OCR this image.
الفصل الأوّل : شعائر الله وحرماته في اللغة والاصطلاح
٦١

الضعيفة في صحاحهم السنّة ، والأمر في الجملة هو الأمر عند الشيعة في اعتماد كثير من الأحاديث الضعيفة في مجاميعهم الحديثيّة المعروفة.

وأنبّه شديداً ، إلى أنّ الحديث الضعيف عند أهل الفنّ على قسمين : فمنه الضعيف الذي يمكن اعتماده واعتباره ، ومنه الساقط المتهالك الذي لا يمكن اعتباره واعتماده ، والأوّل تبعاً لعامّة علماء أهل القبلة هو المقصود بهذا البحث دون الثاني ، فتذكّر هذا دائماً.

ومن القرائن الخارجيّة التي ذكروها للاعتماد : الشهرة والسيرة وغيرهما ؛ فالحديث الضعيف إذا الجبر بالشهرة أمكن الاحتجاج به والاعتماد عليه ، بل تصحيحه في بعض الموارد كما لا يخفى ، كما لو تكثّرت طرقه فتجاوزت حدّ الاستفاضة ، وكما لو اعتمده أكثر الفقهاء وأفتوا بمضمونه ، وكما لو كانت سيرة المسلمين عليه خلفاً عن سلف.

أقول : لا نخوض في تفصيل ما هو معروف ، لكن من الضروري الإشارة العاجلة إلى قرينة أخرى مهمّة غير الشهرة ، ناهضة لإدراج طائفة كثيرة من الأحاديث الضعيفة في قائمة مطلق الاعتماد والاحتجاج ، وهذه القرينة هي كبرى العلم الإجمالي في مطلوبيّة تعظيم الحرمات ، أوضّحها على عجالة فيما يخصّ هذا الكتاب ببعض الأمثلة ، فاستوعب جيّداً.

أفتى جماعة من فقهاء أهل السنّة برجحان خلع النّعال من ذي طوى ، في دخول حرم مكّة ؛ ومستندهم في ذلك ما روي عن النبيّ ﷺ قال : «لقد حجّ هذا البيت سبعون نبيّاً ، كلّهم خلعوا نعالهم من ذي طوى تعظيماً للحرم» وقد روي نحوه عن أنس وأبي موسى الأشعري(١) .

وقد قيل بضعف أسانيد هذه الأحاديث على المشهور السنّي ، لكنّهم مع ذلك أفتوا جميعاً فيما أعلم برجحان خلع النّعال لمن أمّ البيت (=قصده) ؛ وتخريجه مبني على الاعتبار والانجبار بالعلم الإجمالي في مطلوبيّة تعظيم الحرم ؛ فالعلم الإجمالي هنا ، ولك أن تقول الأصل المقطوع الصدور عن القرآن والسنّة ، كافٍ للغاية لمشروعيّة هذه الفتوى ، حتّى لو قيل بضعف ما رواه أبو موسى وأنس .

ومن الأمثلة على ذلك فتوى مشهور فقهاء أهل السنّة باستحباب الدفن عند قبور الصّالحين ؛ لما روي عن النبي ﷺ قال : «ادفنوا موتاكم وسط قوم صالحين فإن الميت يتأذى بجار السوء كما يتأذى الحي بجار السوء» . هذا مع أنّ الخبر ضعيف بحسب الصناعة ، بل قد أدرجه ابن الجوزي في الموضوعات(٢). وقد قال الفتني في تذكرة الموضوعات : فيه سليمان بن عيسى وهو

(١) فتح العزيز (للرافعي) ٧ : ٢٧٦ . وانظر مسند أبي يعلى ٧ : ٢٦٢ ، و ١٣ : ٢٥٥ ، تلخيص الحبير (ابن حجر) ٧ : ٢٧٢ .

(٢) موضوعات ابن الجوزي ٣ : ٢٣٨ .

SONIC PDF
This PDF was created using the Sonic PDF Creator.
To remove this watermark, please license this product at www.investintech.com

__________

Task: In the listing above, find the lines holding the word "الجوزي" and copy them.

Written reply:
ومن الأمثلة على ذلك فتوى مشهور فقهاء أهل السنّة باستحباب الدفن عند قبور الصّالحين ؛ لما روي عن النبي ﷺ قال : «ادفنوا موتاكم وسط قوم صالحين فإن الميت يتأذى بجار السوء كما يتأذى الحي بجار السوء» . هذا مع أنّ الخبر ضعيف بحسب الصناعة ، بل قد أدرجه ابن الجوزي في الموضوعات(٢). وقد قال الفتني في تذكرة الموضوعات : فيه سليمان بن عيسى وهو
(٢) موضوعات ابن الجوزي ٣ : ٢٣٨ .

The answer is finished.